» REQUIREMENT: Collect each line of the records containing the string "page".

» DATA SHOWN:
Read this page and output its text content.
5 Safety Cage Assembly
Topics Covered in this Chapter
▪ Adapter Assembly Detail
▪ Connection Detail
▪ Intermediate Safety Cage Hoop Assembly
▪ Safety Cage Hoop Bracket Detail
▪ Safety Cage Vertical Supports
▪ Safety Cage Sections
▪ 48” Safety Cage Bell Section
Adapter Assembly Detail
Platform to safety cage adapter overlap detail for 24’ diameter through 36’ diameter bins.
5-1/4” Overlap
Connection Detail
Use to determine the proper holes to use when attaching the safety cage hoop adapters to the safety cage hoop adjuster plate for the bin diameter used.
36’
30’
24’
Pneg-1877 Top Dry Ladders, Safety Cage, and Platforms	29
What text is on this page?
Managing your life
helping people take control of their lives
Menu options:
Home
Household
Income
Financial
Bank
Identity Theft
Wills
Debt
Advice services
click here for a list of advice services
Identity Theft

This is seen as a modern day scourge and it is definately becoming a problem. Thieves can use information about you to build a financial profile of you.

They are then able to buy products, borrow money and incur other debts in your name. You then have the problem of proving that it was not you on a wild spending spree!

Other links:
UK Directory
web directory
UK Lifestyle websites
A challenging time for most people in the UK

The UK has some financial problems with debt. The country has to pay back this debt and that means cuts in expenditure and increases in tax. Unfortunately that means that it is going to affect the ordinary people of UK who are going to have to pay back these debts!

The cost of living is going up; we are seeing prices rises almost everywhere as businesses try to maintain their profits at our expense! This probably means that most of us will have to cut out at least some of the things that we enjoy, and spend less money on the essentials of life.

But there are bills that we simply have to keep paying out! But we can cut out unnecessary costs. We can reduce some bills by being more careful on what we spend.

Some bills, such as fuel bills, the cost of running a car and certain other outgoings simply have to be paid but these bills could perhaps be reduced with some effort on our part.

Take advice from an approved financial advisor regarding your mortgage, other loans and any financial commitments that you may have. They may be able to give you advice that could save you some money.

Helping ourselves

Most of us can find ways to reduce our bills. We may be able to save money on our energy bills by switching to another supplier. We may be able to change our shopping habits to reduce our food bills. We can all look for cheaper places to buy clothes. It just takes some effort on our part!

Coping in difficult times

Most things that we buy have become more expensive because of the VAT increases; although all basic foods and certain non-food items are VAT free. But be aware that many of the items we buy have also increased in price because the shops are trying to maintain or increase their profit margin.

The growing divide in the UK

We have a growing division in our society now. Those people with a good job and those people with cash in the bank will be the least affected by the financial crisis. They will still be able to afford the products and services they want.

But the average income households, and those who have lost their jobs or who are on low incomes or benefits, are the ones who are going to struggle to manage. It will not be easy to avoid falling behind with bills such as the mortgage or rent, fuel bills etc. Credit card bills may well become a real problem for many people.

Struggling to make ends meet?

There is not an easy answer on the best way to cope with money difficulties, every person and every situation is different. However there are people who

» WRITTEN REPLY:
Read this page and output its text content.
What text is on this page?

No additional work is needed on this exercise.